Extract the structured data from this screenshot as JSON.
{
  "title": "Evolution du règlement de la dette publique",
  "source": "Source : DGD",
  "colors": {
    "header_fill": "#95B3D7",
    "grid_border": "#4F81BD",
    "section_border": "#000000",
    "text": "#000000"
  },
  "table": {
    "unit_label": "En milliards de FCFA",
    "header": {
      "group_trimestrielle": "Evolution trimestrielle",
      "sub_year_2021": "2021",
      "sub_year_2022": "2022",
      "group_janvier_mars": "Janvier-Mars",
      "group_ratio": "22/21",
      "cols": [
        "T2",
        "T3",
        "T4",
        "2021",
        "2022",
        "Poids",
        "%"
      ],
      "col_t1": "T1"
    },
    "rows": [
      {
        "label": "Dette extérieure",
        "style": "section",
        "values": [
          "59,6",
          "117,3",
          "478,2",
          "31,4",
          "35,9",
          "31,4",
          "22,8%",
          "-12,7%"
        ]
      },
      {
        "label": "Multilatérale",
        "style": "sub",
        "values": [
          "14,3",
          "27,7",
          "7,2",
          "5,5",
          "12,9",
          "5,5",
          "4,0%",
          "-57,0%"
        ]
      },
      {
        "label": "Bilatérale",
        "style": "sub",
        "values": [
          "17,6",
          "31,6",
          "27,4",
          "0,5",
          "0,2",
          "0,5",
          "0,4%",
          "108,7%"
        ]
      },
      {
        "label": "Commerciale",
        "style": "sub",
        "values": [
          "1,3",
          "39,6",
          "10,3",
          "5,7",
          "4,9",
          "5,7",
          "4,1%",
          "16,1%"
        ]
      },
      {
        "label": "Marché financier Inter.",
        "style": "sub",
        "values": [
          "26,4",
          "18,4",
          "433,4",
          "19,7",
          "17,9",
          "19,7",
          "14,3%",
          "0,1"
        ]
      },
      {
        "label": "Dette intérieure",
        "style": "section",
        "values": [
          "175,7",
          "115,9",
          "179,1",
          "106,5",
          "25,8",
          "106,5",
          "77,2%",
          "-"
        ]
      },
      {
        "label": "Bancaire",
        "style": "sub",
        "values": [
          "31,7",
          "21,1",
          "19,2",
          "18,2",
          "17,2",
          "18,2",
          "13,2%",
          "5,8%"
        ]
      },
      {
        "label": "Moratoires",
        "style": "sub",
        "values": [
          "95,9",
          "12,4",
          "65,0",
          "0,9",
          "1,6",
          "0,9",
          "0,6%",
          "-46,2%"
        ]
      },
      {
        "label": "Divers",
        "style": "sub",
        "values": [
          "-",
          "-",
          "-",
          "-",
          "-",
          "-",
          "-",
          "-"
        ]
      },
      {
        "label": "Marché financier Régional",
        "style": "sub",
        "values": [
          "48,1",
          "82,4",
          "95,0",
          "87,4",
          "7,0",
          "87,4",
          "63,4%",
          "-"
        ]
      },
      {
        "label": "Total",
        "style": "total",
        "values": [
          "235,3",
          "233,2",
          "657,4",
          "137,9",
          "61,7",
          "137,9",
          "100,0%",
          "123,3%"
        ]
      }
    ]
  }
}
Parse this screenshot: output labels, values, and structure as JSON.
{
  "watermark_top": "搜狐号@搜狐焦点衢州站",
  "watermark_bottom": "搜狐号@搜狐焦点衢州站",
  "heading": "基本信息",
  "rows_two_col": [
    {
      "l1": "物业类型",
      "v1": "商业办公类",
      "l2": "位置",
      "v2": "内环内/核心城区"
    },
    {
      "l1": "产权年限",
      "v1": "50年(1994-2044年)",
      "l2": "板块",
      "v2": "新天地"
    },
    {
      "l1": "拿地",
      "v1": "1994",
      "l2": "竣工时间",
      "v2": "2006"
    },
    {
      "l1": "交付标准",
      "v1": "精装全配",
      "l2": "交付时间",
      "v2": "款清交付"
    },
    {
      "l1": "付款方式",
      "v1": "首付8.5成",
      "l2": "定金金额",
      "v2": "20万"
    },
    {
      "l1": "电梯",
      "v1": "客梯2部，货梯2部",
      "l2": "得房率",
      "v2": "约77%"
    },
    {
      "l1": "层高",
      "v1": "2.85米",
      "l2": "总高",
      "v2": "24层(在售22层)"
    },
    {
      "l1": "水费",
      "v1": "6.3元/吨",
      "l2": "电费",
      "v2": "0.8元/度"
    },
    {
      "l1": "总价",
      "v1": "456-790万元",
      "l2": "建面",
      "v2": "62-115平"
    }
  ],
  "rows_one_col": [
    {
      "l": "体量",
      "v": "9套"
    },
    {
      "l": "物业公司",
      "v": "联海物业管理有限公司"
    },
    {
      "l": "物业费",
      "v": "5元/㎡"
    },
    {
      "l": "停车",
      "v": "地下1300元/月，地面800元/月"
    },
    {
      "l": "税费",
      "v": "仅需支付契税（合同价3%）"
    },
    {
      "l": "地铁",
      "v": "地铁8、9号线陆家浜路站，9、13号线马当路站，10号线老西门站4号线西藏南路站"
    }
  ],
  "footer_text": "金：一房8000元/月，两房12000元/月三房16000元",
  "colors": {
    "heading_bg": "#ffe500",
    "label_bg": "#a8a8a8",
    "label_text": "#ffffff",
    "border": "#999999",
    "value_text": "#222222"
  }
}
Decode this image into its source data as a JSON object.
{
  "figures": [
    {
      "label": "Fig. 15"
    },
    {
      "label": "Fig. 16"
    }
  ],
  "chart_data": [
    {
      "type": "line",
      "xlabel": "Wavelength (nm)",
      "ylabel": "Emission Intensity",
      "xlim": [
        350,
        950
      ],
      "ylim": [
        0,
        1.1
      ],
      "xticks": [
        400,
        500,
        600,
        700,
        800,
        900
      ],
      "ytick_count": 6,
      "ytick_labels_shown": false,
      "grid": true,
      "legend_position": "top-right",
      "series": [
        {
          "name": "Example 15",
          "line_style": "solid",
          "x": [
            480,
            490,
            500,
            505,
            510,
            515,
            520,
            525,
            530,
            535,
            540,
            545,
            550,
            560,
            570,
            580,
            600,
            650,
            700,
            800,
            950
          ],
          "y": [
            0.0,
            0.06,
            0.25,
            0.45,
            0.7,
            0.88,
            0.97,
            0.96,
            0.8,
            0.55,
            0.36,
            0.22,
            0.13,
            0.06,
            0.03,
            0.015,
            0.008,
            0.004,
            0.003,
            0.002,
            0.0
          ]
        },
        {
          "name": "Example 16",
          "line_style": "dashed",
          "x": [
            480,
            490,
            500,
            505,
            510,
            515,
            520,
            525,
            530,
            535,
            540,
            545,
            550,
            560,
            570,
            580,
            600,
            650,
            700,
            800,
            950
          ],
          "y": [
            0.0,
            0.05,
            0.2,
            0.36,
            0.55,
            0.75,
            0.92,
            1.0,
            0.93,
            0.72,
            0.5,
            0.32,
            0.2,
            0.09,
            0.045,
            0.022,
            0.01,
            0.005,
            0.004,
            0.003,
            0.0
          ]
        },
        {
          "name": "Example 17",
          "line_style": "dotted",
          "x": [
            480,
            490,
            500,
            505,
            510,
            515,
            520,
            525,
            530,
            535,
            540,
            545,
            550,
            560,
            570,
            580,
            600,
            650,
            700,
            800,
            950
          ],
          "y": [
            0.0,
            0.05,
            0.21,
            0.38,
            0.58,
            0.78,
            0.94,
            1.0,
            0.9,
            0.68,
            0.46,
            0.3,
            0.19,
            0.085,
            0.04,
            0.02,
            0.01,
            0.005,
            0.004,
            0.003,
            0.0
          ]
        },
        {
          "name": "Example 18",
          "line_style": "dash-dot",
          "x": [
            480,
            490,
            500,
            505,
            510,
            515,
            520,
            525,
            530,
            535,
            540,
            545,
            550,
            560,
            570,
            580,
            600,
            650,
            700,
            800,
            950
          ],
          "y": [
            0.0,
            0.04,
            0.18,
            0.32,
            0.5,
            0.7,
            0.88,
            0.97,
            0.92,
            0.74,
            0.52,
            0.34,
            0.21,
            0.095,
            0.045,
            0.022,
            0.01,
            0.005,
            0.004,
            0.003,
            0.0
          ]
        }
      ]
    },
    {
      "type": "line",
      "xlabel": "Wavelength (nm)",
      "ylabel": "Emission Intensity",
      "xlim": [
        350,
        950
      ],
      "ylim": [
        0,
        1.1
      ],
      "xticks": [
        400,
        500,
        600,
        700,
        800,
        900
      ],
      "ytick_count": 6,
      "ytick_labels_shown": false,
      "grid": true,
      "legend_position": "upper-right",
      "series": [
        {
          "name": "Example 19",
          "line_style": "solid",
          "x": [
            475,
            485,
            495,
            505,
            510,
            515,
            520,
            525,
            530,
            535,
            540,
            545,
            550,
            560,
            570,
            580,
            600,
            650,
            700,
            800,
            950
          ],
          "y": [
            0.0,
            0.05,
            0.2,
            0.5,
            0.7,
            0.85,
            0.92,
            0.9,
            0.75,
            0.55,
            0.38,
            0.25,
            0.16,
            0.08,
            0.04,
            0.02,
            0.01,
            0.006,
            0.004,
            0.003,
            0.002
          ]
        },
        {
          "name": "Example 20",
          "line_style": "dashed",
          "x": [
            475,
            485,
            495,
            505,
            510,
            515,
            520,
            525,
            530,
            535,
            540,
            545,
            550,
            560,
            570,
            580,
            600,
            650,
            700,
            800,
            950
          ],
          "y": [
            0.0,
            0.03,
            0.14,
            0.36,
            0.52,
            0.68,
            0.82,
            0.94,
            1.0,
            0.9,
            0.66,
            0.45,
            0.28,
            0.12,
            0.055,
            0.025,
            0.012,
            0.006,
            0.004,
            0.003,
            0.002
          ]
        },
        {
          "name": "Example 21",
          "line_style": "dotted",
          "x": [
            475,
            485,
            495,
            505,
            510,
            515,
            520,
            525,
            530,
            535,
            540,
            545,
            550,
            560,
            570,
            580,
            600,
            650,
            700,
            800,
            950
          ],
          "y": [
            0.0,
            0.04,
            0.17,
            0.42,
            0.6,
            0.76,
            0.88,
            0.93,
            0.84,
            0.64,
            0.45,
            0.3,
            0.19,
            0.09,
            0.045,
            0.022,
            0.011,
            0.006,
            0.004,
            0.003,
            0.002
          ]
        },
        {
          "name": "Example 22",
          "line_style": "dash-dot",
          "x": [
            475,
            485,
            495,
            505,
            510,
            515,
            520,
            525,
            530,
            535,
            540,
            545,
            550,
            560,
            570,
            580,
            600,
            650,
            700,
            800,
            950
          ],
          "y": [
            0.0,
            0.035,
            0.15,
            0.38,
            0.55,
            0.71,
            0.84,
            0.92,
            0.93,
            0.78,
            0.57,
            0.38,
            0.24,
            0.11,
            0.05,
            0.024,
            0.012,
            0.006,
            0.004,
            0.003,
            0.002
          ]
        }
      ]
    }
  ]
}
- - - - - - -
- _PROBLEM REQUIREMENTS_: Copy every line in the entries above that has the string "name" in it.

- _ANSWER TO THE TASK_:
          "name": "Example 15",
          "name": "Example 16",
          "name": "Example 17",
          "name": "Example 18",
          "name": "Example 19",
          "name": "Example 20",
          "name": "Example 21",
          "name": "Example 22",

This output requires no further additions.